_Record list_.
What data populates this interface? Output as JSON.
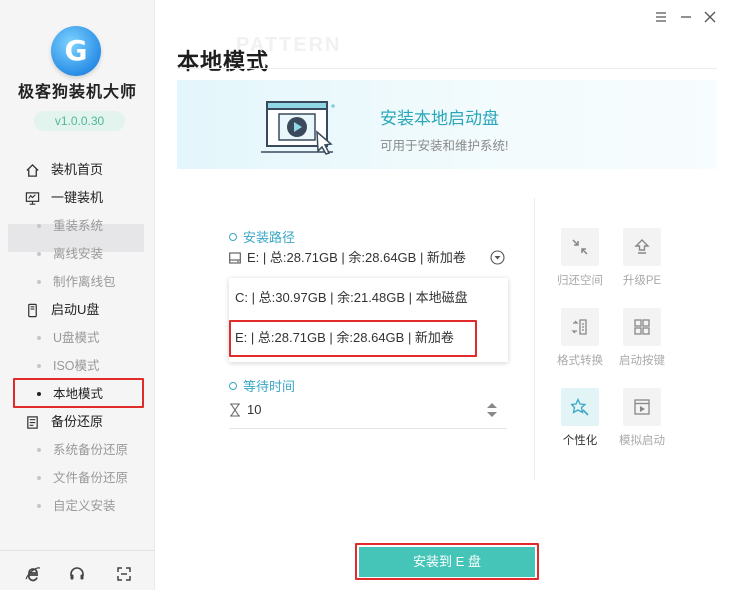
{
  "app": {
    "logo_letter": "G",
    "title": "极客狗装机大师",
    "version": "v1.0.0.30"
  },
  "sidebar": {
    "items": [
      {
        "label": "装机首页",
        "level": "top",
        "icon": "home-icon"
      },
      {
        "label": "一键装机",
        "level": "top",
        "icon": "monitor-icon"
      },
      {
        "label": "重装系统",
        "level": "sub"
      },
      {
        "label": "离线安装",
        "level": "sub"
      },
      {
        "label": "制作离线包",
        "level": "sub"
      },
      {
        "label": "启动U盘",
        "level": "top",
        "icon": "usb-drive-icon"
      },
      {
        "label": "U盘模式",
        "level": "sub"
      },
      {
        "label": "ISO模式",
        "level": "sub"
      },
      {
        "label": "本地模式",
        "level": "sub",
        "active": true
      },
      {
        "label": "备份还原",
        "level": "top",
        "icon": "backup-icon"
      },
      {
        "label": "系统备份还原",
        "level": "sub"
      },
      {
        "label": "文件备份还原",
        "level": "sub"
      },
      {
        "label": "自定义安装",
        "level": "sub"
      }
    ],
    "bottom_icons": [
      "ie-browser-icon",
      "headset-support-icon",
      "fullscreen-icon"
    ]
  },
  "window": {
    "controls": [
      "menu-icon",
      "minimize-icon",
      "close-icon"
    ]
  },
  "header": {
    "background_word": "PATTERN",
    "title": "本地模式"
  },
  "banner": {
    "heading": "安装本地启动盘",
    "subtext": "可用于安装和维护系统!"
  },
  "form": {
    "path_label": "安装路径",
    "selected_path": "E: | 总:28.71GB | 余:28.64GB | 新加卷",
    "options": [
      "C: | 总:30.97GB | 余:21.48GB | 本地磁盘",
      "E: | 总:28.71GB | 余:28.64GB | 新加卷"
    ],
    "wait_label": "等待时间",
    "wait_value": "10"
  },
  "tools": [
    {
      "label": "归还空间",
      "icon": "shrink-arrows-icon",
      "active": false
    },
    {
      "label": "升级PE",
      "icon": "upgrade-icon",
      "active": false
    },
    {
      "label": "格式转换",
      "icon": "file-convert-icon",
      "active": false
    },
    {
      "label": "启动按键",
      "icon": "keyboard-keys-icon",
      "active": false
    },
    {
      "label": "个性化",
      "icon": "star-brush-icon",
      "active": true
    },
    {
      "label": "模拟启动",
      "icon": "simulate-boot-icon",
      "active": false
    }
  ],
  "install_button": {
    "label": "安装到 E 盘"
  },
  "colors": {
    "accent": "#45c4b8",
    "link_blue": "#3aa7c5",
    "banner_text": "#2aa8b9",
    "highlight_red": "#e12a2a"
  }
}
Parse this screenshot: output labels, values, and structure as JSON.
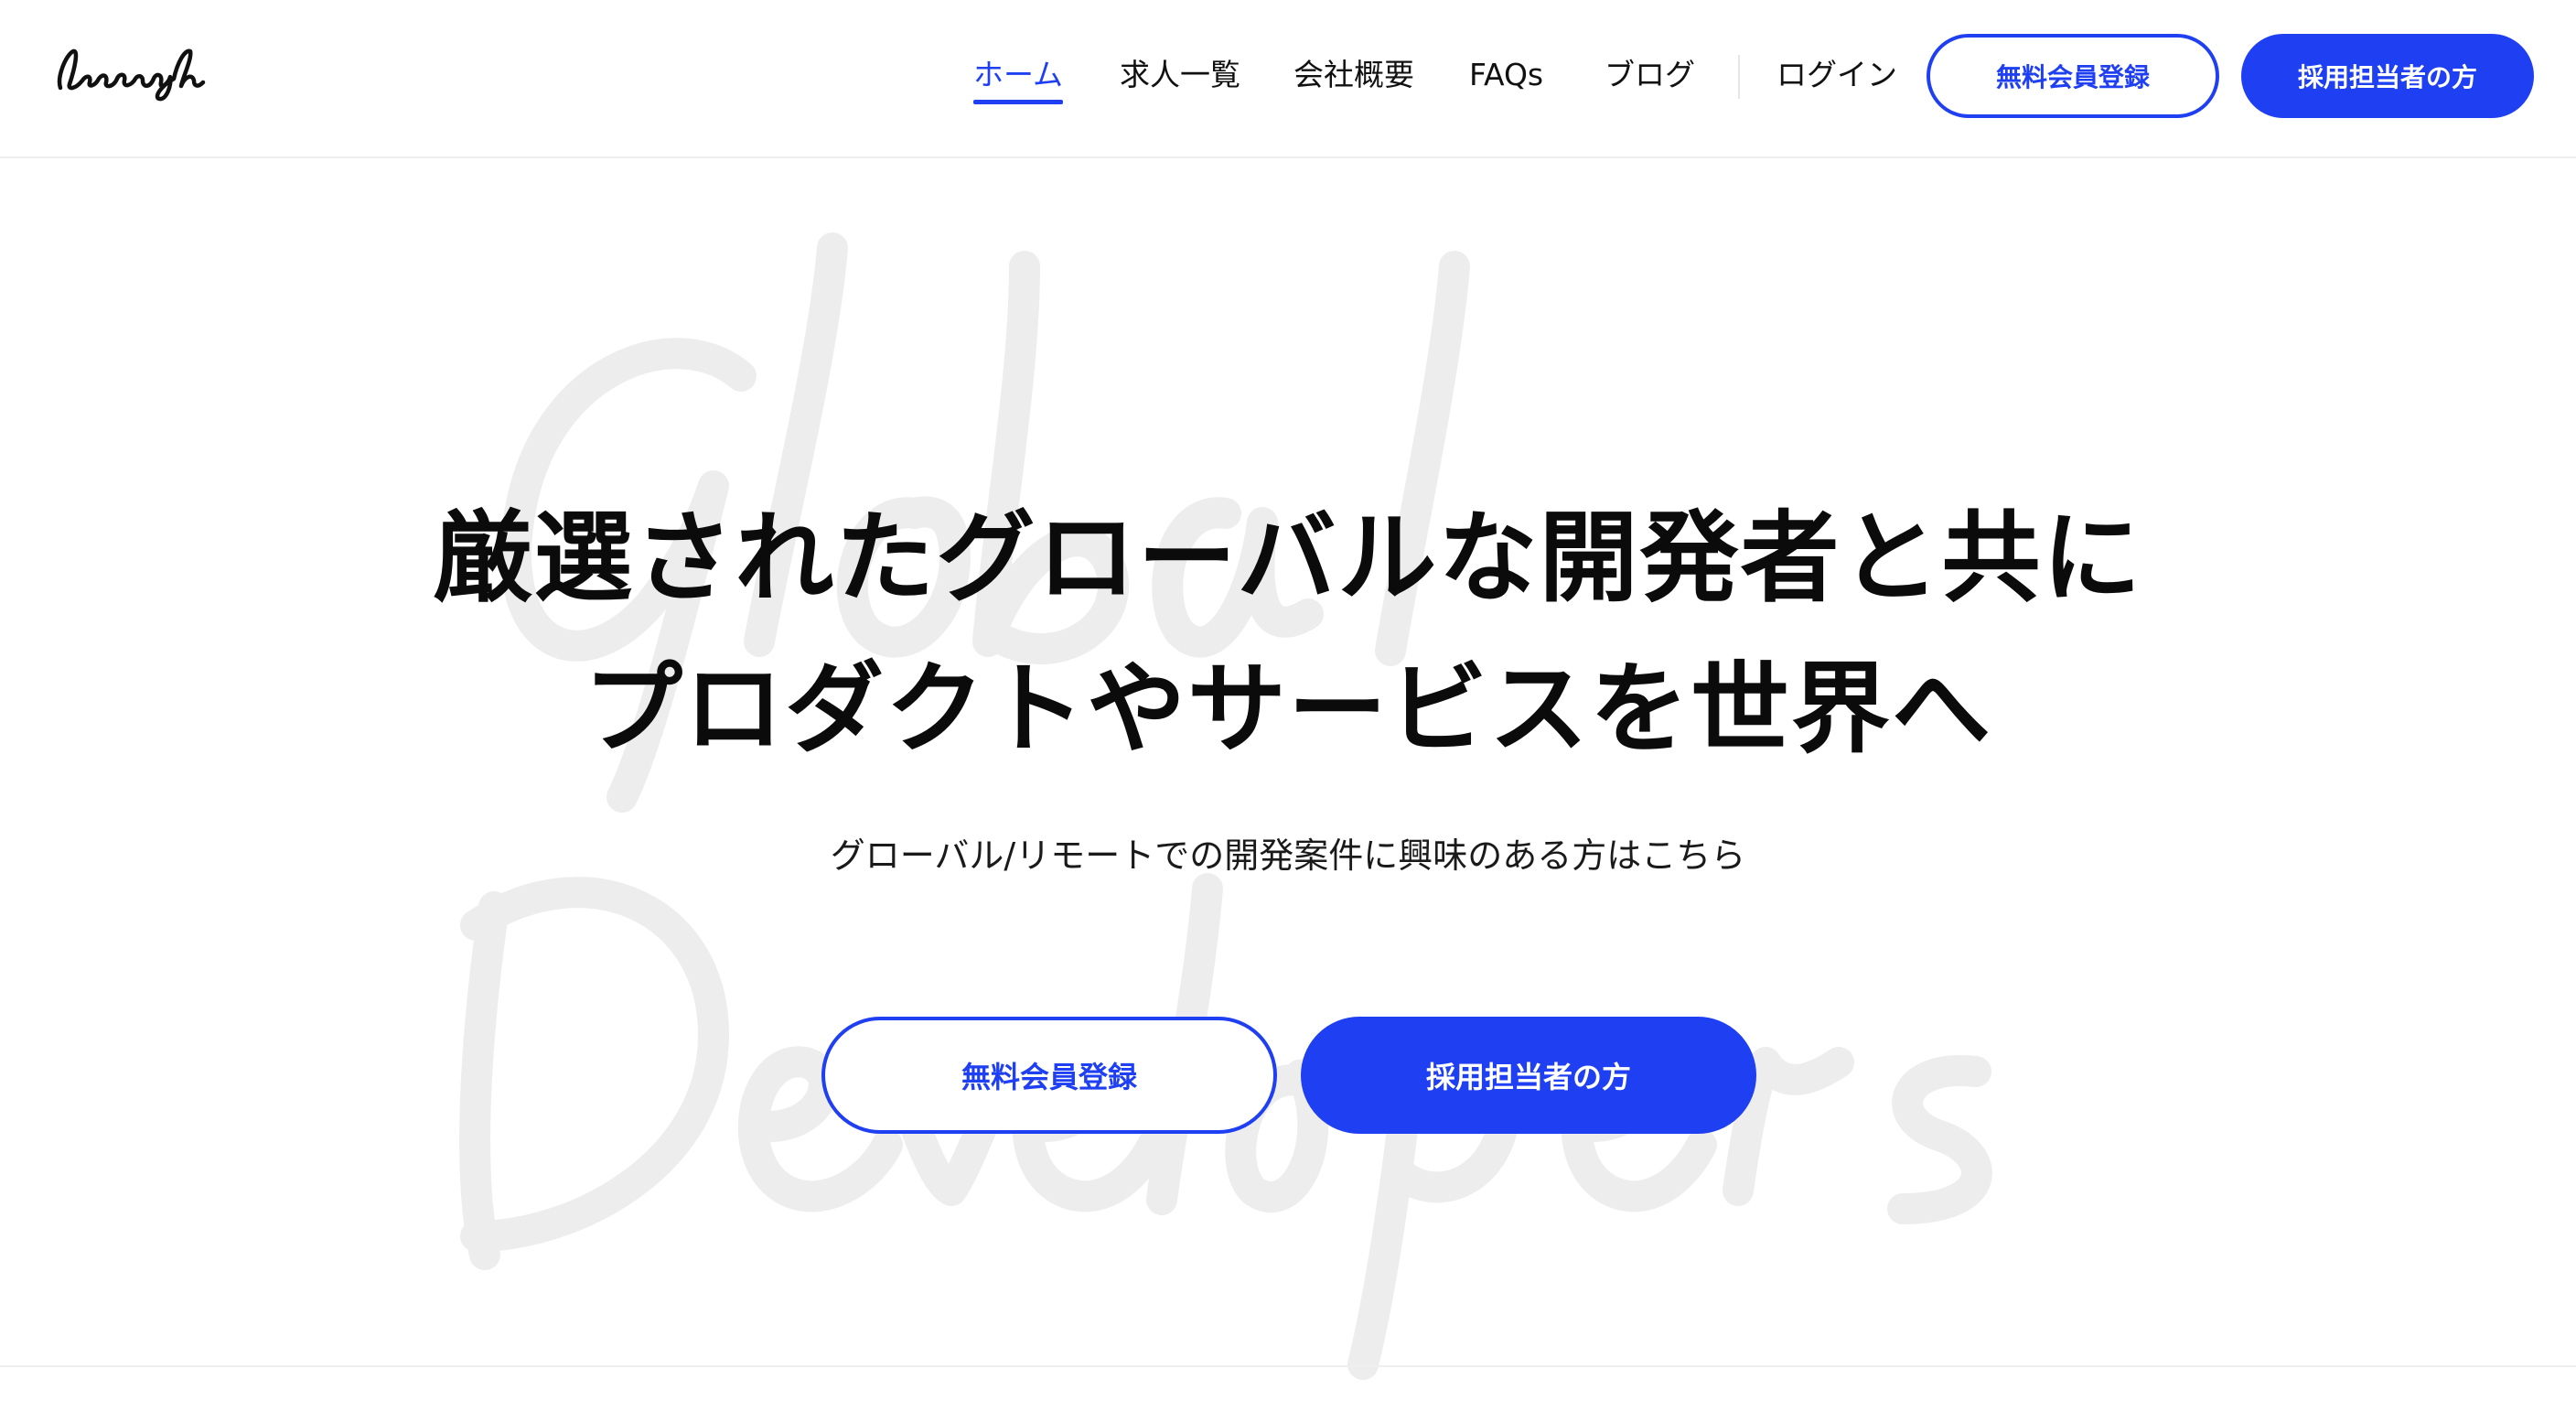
{
  "header": {
    "logo_text": "Inaough",
    "nav": [
      {
        "label": "ホーム",
        "active": true
      },
      {
        "label": "求人一覧",
        "active": false
      },
      {
        "label": "会社概要",
        "active": false
      },
      {
        "label": "FAQs",
        "active": false
      },
      {
        "label": "ブログ",
        "active": false
      }
    ],
    "login_label": "ログイン",
    "register_label": "無料会員登録",
    "employer_label": "採用担当者の方"
  },
  "hero": {
    "background_script": [
      "Global",
      "Developers"
    ],
    "headline_line1": "厳選されたグローバルな開発者と共に",
    "headline_line2": "プロダクトやサービスを世界へ",
    "subheadline": "グローバル/リモートでの開発案件に興味のある方はこちら",
    "cta_register_label": "無料会員登録",
    "cta_employer_label": "採用担当者の方"
  },
  "colors": {
    "accent": "#1f3ff2",
    "text": "#0b0b0b",
    "background": "#ffffff",
    "script_watermark": "#ededed"
  }
}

_Description of the task_.
Every record above should be transcribed exactly; the pictures stay out of the copy.

_Complete output_.
What data populates this interface? Output as JSON.
{
  "app": {
    "logo_letter": "G",
    "title": "极客狗装机大师",
    "version": "v1.0.0.30"
  },
  "sidebar": {
    "items": [
      {
        "label": "装机首页",
        "level": "top",
        "icon": "home-icon"
      },
      {
        "label": "一键装机",
        "level": "top",
        "icon": "monitor-icon"
      },
      {
        "label": "重装系统",
        "level": "sub"
      },
      {
        "label": "离线安装",
        "level": "sub"
      },
      {
        "label": "制作离线包",
        "level": "sub"
      },
      {
        "label": "启动U盘",
        "level": "top",
        "icon": "usb-drive-icon"
      },
      {
        "label": "U盘模式",
        "level": "sub"
      },
      {
        "label": "ISO模式",
        "level": "sub"
      },
      {
        "label": "本地模式",
        "level": "sub",
        "active": true
      },
      {
        "label": "备份还原",
        "level": "top",
        "icon": "backup-icon"
      },
      {
        "label": "系统备份还原",
        "level": "sub"
      },
      {
        "label": "文件备份还原",
        "level": "sub"
      },
      {
        "label": "自定义安装",
        "level": "sub"
      }
    ],
    "bottom_icons": [
      "ie-browser-icon",
      "headset-support-icon",
      "fullscreen-icon"
    ]
  },
  "window": {
    "controls": [
      "menu-icon",
      "minimize-icon",
      "close-icon"
    ]
  },
  "header": {
    "background_word": "PATTERN",
    "title": "本地模式"
  },
  "banner": {
    "heading": "安装本地启动盘",
    "subtext": "可用于安装和维护系统!"
  },
  "form": {
    "path_label": "安装路径",
    "selected_path": "E: | 总:28.71GB | 余:28.64GB | 新加卷",
    "options": [
      "C: | 总:30.97GB | 余:21.48GB | 本地磁盘",
      "E: | 总:28.71GB | 余:28.64GB | 新加卷"
    ],
    "wait_label": "等待时间",
    "wait_value": "10"
  },
  "tools": [
    {
      "label": "归还空间",
      "icon": "shrink-arrows-icon",
      "active": false
    },
    {
      "label": "升级PE",
      "icon": "upgrade-icon",
      "active": false
    },
    {
      "label": "格式转换",
      "icon": "file-convert-icon",
      "active": false
    },
    {
      "label": "启动按键",
      "icon": "keyboard-keys-icon",
      "active": false
    },
    {
      "label": "个性化",
      "icon": "star-brush-icon",
      "active": true
    },
    {
      "label": "模拟启动",
      "icon": "simulate-boot-icon",
      "active": false
    }
  ],
  "install_button": {
    "label": "安装到 E 盘"
  },
  "colors": {
    "accent": "#45c4b8",
    "link_blue": "#3aa7c5",
    "banner_text": "#2aa8b9",
    "highlight_red": "#e12a2a"
  }
}
Parse this screenshot: output labels, values, and structure as JSON.
{
  "header": {
    "logo_text": "Inaough",
    "nav": [
      {
        "label": "ホーム",
        "active": true
      },
      {
        "label": "求人一覧",
        "active": false
      },
      {
        "label": "会社概要",
        "active": false
      },
      {
        "label": "FAQs",
        "active": false
      },
      {
        "label": "ブログ",
        "active": false
      }
    ],
    "login_label": "ログイン",
    "register_label": "無料会員登録",
    "employer_label": "採用担当者の方"
  },
  "hero": {
    "background_script": [
      "Global",
      "Developers"
    ],
    "headline_line1": "厳選されたグローバルな開発者と共に",
    "headline_line2": "プロダクトやサービスを世界へ",
    "subheadline": "グローバル/リモートでの開発案件に興味のある方はこちら",
    "cta_register_label": "無料会員登録",
    "cta_employer_label": "採用担当者の方"
  },
  "colors": {
    "accent": "#1f3ff2",
    "text": "#0b0b0b",
    "background": "#ffffff",
    "script_watermark": "#ededed"
  }
}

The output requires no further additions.